Task instructions ::
Using the material below, work out how many lines contain the word "handoff". Reply with the number and nothing more.

Collected data entries
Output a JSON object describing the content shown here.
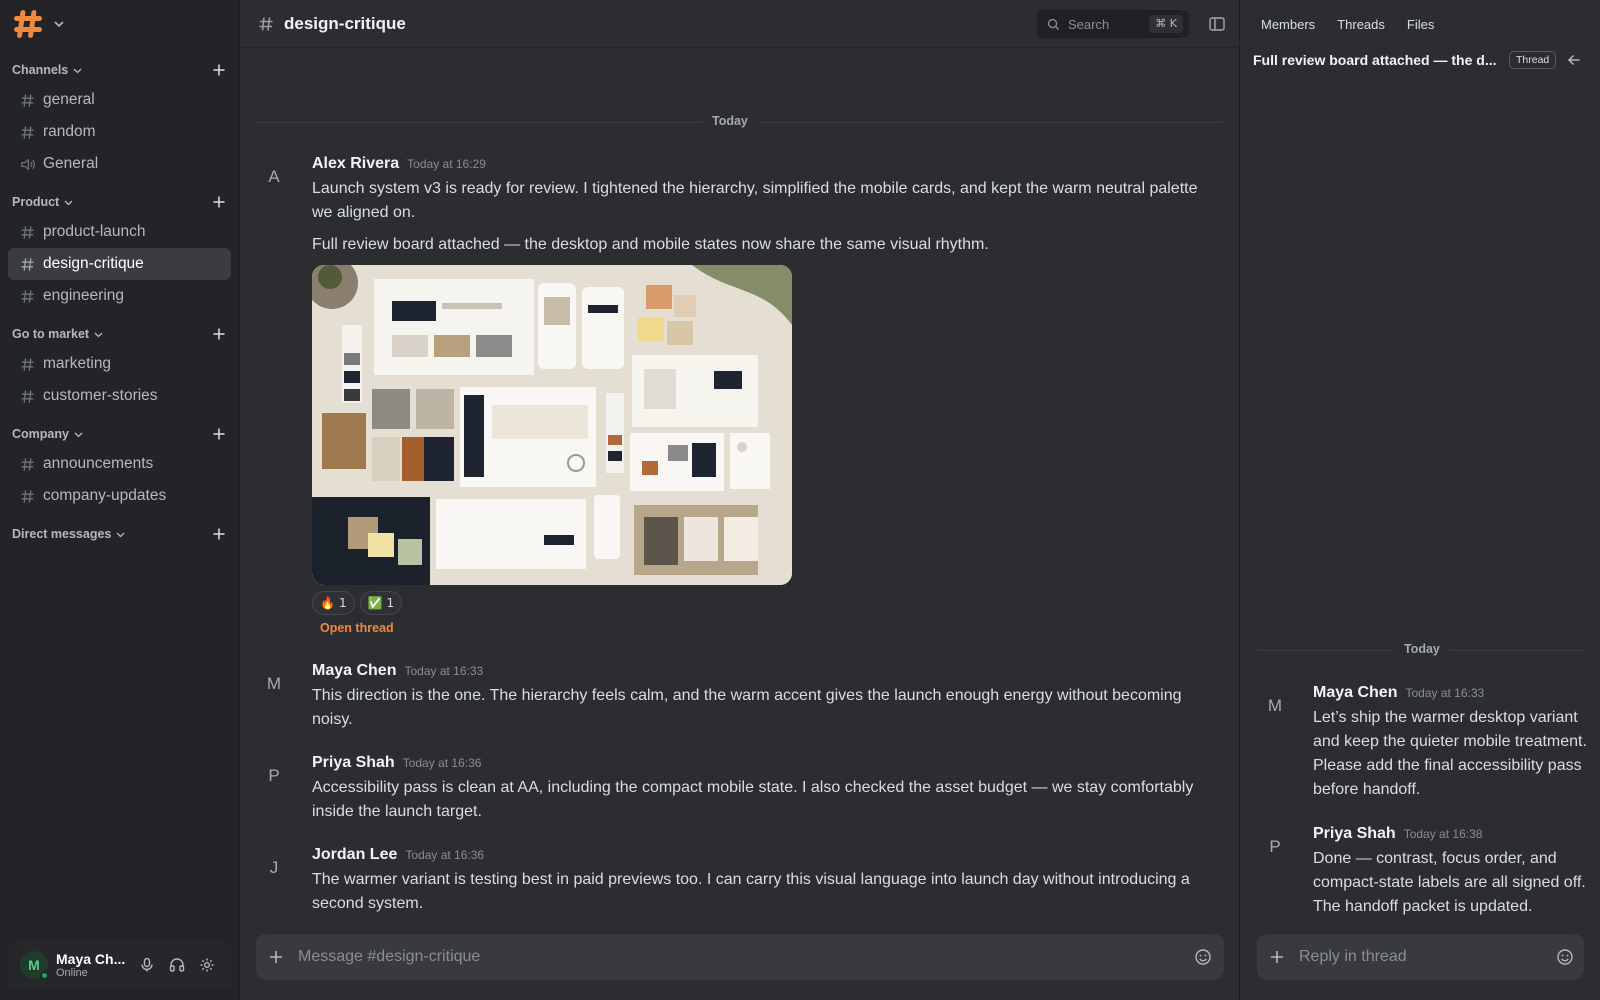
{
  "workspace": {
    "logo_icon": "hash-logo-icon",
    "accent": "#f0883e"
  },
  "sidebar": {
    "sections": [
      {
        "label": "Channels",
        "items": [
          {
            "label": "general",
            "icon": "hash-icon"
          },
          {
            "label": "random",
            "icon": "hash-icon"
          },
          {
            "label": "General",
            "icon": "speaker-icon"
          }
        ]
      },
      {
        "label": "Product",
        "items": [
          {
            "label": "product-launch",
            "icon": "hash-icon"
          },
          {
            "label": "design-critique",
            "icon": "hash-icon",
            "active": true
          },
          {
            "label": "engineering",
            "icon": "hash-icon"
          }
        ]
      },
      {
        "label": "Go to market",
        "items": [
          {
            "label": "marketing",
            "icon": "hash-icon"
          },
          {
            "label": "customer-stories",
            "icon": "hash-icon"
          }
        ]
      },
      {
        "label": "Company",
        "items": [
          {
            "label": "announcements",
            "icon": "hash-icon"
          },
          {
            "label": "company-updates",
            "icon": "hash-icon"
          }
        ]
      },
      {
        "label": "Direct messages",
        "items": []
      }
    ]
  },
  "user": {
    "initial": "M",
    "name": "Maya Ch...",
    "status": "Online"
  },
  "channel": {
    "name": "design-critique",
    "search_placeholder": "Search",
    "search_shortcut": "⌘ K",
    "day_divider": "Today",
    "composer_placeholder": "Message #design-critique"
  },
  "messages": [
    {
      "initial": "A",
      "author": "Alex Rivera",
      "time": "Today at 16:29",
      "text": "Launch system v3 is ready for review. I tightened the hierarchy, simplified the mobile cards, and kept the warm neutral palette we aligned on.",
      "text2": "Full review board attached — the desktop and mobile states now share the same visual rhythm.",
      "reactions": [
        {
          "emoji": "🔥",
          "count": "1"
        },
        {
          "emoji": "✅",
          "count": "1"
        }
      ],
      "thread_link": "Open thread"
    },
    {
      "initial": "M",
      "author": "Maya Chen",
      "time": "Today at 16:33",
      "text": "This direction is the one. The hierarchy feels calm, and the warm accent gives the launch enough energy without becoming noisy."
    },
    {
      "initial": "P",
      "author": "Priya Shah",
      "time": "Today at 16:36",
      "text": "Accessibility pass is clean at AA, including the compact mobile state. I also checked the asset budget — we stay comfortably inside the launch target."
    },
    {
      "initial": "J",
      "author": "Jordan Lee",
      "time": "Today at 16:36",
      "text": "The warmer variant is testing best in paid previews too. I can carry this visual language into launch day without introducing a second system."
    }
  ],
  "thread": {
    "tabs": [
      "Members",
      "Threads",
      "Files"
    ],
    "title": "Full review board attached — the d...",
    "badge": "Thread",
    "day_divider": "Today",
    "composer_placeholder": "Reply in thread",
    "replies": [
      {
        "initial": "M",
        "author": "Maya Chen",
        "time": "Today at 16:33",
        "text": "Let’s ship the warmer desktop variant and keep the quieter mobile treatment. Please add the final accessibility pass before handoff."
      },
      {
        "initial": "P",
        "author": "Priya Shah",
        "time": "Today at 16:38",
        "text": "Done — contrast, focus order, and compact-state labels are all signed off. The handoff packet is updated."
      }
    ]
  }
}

The completed task ::
2